◆ Requirement:
All records below must be retyped exactly.

◆ Dataset entries:
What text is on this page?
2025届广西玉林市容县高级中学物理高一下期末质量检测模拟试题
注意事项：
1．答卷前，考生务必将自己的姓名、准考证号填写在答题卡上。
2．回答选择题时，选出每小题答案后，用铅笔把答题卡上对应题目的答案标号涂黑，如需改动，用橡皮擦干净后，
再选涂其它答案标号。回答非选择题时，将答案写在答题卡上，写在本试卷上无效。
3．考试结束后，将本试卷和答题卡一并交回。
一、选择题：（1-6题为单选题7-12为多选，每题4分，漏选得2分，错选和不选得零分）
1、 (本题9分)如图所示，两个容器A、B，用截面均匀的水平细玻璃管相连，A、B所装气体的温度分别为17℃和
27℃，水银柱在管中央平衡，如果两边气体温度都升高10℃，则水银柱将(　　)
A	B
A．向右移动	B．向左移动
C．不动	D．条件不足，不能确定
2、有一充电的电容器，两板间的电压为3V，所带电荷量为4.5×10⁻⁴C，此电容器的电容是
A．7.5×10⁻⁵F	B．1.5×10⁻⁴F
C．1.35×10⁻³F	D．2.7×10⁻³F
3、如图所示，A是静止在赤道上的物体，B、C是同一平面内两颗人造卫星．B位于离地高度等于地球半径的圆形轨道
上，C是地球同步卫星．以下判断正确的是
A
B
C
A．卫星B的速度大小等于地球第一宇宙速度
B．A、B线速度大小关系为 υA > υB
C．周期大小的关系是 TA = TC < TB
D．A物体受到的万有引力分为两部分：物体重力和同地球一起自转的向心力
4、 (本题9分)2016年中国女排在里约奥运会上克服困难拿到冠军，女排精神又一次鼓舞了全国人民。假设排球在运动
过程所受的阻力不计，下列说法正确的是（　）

◆ Finished exercise:
What text is on this page?
2025届广西玉林市容县高级中学物理高一下期末质量检测模拟试题
注意事项：
1．答卷前，考生务必将自己的姓名、准考证号填写在答题卡上。
2．回答选择题时，选出每小题答案后，用铅笔把答题卡上对应题目的答案标号涂黑，如需改动，用橡皮擦干净后，
再选涂其它答案标号。回答非选择题时，将答案写在答题卡上，写在本试卷上无效。
3．考试结束后，将本试卷和答题卡一并交回。
一、选择题：（1-6题为单选题7-12为多选，每题4分，漏选得2分，错选和不选得零分）
1、 (本题9分)如图所示，两个容器A、B，用截面均匀的水平细玻璃管相连，A、B所装气体的温度分别为17℃和
27℃，水银柱在管中央平衡，如果两边气体温度都升高10℃，则水银柱将(　　)
A	B
A．向右移动	B．向左移动
C．不动	D．条件不足，不能确定
2、有一充电的电容器，两板间的电压为3V，所带电荷量为4.5×10⁻⁴C，此电容器的电容是
A．7.5×10⁻⁵F	B．1.5×10⁻⁴F
C．1.35×10⁻³F	D．2.7×10⁻³F
3、如图所示，A是静止在赤道上的物体，B、C是同一平面内两颗人造卫星．B位于离地高度等于地球半径的圆形轨道
上，C是地球同步卫星．以下判断正确的是
A
B
C
A．卫星B的速度大小等于地球第一宇宙速度
B．A、B线速度大小关系为 υA > υB
C．周期大小的关系是 TA = TC < TB
D．A物体受到的万有引力分为两部分：物体重力和同地球一起自转的向心力
4、 (本题9分)2016年中国女排在里约奥运会上克服困难拿到冠军，女排精神又一次鼓舞了全国人民。假设排球在运动
过程所受的阻力不计，下列说法正确的是（　）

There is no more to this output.